Fikret Bila

Fikret Bila

fbila@milliyet.com.tr

Tüm Yazıları
Haberin Devamı



   Dışişleri Bakanı Abdullah Gül'ün Washington ziyareti, Türk - ABD ilişkileri ve Irak sorunu açısından belirleyici bir önem taşıyor. Türk-ABD ilişkileri sıkıntılı. Tezkerenin reddedilmesiyle başlayan gerginlik, Süleymaniye skandalıyla doruğa tırmanırken, böyle bir ortamda, ABD'nin, Türkiye'den asker istemesi, çelişkili bir durum otaya çıkardı.
   ABD, 1 Mart'tan bu yana, Türkiye politikasında sürekli yalpalıyor. Tezkerenin geri çevrilmesinden sonra ABD Savunma Bakan Yardımcısı Wolfowitz'in yaptığı ağır açıklamalar, Türk Silahlı Kuvvetleri'ni hırpalayan sözleri Türk kamuoyunda tepki uyandırırken; Süleymaniye'de Türk subaylarının kafalarına çuval geçirilerek gözaltına alınmalarıyla ilişkilerin dibe vurduğu bir dönemde, Washington Irak için asker istiyor.
   Madem ABD, böyle bir talepte bulunacaktı, o zaman bu Süleymaniye rezaleti neydi?
   Süleymaniye rezaleti Ankara'nın işini de zorlaştırdı. ABD'ye karşı kamuoyu tepkisinin doruğa çıktığı bir dönemde, Irak'ın en riskli bölgelerine Türk askeri göndermeye karar vermenin hiç de kolay olmayacağını herhalde ABD de görüyordur.
   Bütün bu olumsuz koşullara ve ABD'nin çelişkili tutumuna rağmen, Ankara duygusal davranmamaya, ileriyi düşünerek adım atmaya çaba gösteriyor. Bu yaklaşım hem hükümette hem de Türk Silahlı Kuvvetleri'nin komuta kademesinde gözleniyor.

....

→ **Yapılacak işler**
(a) Yukarıdaki Gül'ün Washington ziyaretini konu alan yazıda adı geçen bütün şehirleri sırayla yazın.
(b) Gül'ün Washington ziyaretini konu alan yazıya göre aşağıdaki soruları cevaplayın.
(i) Abdullah Gül'ün görevi nedir?
(ii) Süleymaniye'de Türk subaylarına ne yapıldı?
(iii) Ankara'nın duygusal davranmama yaklaşımı nerelerde gözleniyor?

→ **Verilen kayıtlar**
....

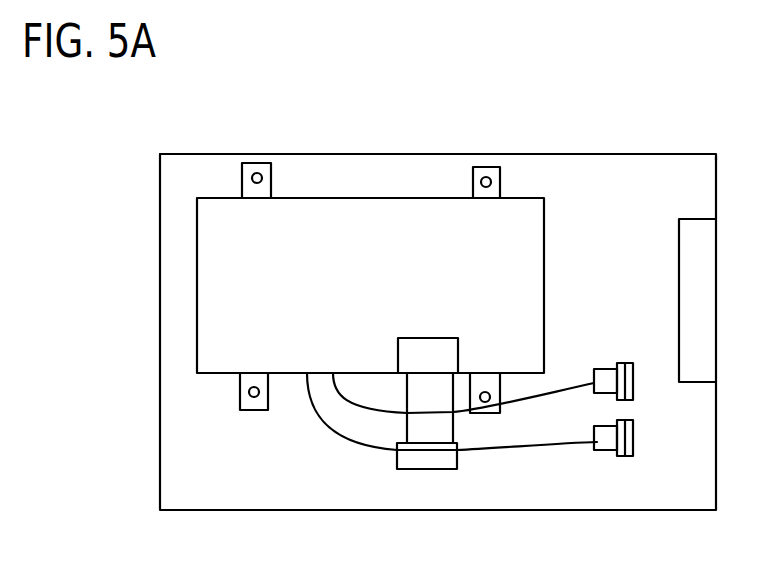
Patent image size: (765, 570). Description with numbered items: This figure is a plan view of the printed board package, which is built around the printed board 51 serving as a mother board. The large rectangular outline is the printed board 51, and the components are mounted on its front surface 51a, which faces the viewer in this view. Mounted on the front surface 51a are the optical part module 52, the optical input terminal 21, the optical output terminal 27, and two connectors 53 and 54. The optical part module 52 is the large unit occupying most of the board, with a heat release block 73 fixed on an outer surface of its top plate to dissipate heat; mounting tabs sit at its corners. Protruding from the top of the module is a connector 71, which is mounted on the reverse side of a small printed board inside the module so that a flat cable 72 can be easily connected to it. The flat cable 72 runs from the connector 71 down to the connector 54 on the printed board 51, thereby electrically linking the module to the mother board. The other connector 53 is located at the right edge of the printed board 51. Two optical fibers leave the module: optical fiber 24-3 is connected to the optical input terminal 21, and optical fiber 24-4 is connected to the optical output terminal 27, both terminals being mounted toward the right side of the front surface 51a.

The printed board 51 is at (158, 430).
The front surface 51a is at (626, 183).
The optical part module 52 is at (424, 198).
The connector 53 is at (705, 268).
The connector 54 is at (442, 462).
The connector 71 is at (447, 352).
The flat cable 72 is at (443, 430).
The heat release block 73 is at (210, 248).
The optical output terminal 27 is at (633, 383).
The optical input terminal 21 is at (633, 452).
The optical fiber 24-4 is at (563, 400).
The optical fiber 24-3 is at (550, 445).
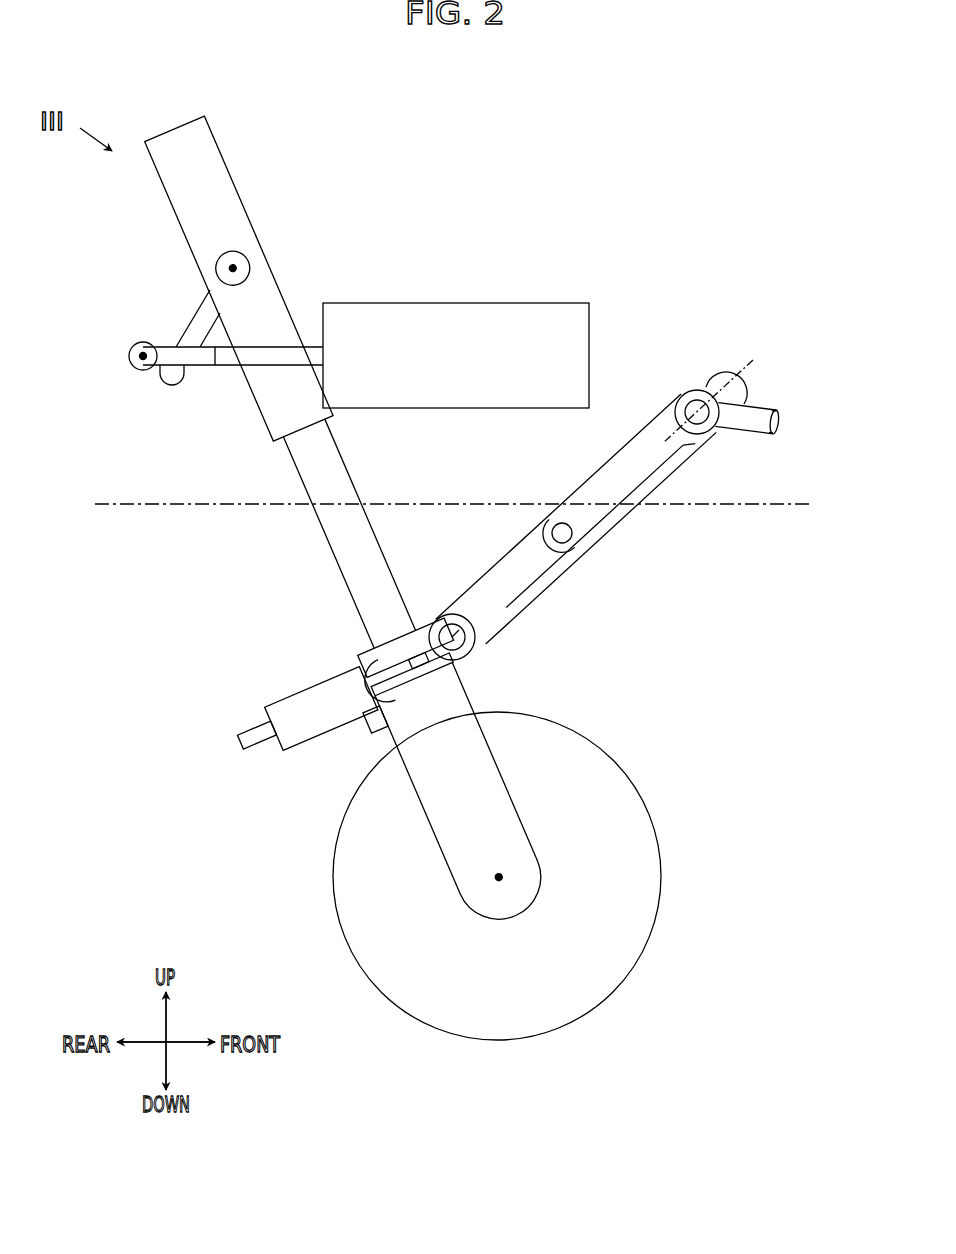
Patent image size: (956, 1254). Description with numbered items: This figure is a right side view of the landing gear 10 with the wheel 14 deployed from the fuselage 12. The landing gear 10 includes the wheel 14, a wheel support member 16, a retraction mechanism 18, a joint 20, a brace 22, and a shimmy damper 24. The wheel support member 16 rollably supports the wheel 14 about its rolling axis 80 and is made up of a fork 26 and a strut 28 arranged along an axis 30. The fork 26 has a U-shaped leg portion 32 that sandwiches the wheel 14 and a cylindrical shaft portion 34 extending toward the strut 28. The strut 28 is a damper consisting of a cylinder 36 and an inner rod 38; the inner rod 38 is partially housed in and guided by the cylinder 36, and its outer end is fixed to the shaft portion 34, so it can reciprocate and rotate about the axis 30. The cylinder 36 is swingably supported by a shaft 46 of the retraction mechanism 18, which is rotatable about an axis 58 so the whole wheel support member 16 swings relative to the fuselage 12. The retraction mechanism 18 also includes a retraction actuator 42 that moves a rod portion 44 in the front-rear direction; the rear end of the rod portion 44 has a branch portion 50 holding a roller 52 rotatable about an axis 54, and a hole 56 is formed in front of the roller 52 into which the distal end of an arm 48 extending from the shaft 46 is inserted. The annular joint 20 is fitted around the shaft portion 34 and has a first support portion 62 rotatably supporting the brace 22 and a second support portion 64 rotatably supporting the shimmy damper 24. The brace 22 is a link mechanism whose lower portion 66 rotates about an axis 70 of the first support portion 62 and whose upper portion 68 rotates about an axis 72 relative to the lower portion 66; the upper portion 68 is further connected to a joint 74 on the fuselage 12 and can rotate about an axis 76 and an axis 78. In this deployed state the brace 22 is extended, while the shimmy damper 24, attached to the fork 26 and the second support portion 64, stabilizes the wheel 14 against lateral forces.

The landing gear 10 is at (514, 125).
The fuselage 12 is at (740, 506).
The wheel 14 is at (430, 1013).
The wheel support member 16 is at (412, 764).
The retraction mechanism 18 is at (329, 331).
The joint 20 is at (366, 664).
The brace 22 is at (615, 510).
The shimmy damper 24 is at (290, 716).
The fork 26 is at (476, 789).
The strut 28 is at (273, 349).
The axis 30 is at (233, 301).
The leg portion 32 is at (549, 640).
The shaft portion 34 is at (447, 668).
The cylinder 36 is at (283, 427).
The inner rod 38 is at (352, 543).
The retraction actuator 42 is at (433, 303).
The rod portion 44 is at (223, 373).
The shaft 46 is at (262, 242).
The arm 48 is at (205, 302).
The branch portion 50 is at (178, 376).
The roller 52 is at (131, 355).
The axis 54 is at (140, 362).
The hole 56 is at (113, 349).
The axis 58 is at (238, 267).
The first support portion 62 is at (430, 624).
The second support portion 64 is at (378, 660).
The lower portion 66 is at (500, 592).
The upper portion 68 is at (612, 483).
The axis 70 is at (452, 623).
The axis 72 is at (557, 554).
The joint 74 is at (748, 412).
The axis 76 is at (680, 426).
The axis 78 is at (780, 424).
The rolling axis 80 is at (500, 879).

....

→ **Görev çözümleri**
(a) Washington, Süleymaniye, Ankara

(b)
(i) Dışişleri Bakanı.
(ii) Kafalarına çuval geçirilerek gözaltına alındılar.
(iii) Hem hükümette hem de Türk Silahlı Kuvvetleri'nin komuta kademesinde.